Aim of the exercise: Count every line of these entries that holds the word "content", and reply with the number only.

((

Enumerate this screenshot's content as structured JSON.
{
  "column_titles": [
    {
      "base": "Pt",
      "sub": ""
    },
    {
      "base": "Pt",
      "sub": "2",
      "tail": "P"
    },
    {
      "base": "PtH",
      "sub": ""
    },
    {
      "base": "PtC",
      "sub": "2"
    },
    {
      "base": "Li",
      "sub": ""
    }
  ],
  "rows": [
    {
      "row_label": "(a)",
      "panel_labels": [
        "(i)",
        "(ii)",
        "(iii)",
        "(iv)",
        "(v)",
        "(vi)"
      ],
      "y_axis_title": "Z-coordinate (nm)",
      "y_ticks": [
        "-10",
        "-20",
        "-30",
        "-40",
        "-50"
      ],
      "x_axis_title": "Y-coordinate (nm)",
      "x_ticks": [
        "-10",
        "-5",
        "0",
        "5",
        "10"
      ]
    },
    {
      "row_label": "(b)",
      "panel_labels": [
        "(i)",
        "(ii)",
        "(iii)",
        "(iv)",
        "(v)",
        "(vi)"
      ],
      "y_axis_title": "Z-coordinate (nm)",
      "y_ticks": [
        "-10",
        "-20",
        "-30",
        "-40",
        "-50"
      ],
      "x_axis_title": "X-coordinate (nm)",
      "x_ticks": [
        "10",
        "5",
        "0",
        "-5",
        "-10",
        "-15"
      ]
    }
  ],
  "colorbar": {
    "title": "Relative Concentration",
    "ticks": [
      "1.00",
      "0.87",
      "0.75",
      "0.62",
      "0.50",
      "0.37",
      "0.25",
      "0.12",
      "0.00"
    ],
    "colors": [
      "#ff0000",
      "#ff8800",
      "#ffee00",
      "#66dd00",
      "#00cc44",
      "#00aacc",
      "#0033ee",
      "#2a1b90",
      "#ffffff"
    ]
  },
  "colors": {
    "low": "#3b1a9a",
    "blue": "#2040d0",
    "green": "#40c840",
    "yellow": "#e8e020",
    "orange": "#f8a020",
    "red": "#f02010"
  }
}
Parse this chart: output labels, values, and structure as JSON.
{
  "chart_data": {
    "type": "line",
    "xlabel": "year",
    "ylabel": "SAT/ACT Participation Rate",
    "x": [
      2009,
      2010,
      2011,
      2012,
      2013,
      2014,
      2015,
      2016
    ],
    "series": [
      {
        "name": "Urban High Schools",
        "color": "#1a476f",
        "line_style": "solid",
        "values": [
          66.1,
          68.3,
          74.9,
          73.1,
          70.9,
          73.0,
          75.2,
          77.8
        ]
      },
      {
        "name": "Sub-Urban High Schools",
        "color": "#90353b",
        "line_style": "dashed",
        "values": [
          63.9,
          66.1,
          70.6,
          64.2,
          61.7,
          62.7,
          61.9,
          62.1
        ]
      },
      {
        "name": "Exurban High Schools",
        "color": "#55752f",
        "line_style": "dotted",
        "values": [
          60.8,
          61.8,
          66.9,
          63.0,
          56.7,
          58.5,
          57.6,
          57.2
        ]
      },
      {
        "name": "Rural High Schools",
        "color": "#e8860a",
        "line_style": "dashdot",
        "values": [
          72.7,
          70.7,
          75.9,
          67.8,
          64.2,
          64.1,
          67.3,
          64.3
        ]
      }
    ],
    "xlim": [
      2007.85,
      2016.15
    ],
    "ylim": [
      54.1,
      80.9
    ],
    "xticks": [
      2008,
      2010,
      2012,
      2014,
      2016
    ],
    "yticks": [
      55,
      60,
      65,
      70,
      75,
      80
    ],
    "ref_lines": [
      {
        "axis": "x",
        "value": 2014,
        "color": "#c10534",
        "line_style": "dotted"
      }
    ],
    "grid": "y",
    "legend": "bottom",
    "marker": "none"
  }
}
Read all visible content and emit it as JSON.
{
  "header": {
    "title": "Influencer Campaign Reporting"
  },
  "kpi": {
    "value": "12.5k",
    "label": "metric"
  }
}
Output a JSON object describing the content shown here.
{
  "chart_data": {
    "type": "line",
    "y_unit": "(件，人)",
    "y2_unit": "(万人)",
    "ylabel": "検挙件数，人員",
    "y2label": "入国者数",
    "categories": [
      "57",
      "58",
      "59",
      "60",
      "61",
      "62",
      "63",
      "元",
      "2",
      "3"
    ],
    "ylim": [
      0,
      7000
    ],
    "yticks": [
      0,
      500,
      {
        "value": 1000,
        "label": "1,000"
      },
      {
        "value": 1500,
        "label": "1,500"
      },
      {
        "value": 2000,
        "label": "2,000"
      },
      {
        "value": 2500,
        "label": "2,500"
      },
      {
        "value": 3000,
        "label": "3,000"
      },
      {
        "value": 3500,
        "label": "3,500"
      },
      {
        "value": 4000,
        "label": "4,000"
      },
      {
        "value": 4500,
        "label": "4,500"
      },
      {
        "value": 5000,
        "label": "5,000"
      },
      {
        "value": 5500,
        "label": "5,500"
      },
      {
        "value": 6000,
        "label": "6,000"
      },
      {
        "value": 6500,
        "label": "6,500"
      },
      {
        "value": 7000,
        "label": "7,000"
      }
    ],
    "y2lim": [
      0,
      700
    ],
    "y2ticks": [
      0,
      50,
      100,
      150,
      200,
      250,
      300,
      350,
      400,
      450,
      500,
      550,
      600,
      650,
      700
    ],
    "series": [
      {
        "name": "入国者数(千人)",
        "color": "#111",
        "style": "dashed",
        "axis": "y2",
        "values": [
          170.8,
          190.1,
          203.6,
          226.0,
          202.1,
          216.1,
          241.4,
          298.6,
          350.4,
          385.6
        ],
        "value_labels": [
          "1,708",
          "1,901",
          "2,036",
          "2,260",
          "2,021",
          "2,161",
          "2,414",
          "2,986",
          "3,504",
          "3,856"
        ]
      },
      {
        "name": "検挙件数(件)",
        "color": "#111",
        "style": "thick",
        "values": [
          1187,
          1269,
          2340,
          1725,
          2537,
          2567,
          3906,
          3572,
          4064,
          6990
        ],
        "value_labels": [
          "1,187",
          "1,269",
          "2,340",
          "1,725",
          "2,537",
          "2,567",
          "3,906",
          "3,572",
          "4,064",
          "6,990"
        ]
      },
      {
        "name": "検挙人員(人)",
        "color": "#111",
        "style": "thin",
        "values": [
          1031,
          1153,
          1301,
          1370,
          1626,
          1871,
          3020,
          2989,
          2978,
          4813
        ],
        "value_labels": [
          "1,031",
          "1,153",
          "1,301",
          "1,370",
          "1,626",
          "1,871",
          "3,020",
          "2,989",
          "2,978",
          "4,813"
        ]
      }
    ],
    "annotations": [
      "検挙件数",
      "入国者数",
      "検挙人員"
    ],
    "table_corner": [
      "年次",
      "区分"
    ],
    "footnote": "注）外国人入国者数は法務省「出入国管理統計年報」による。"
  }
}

))

Problem solution: 3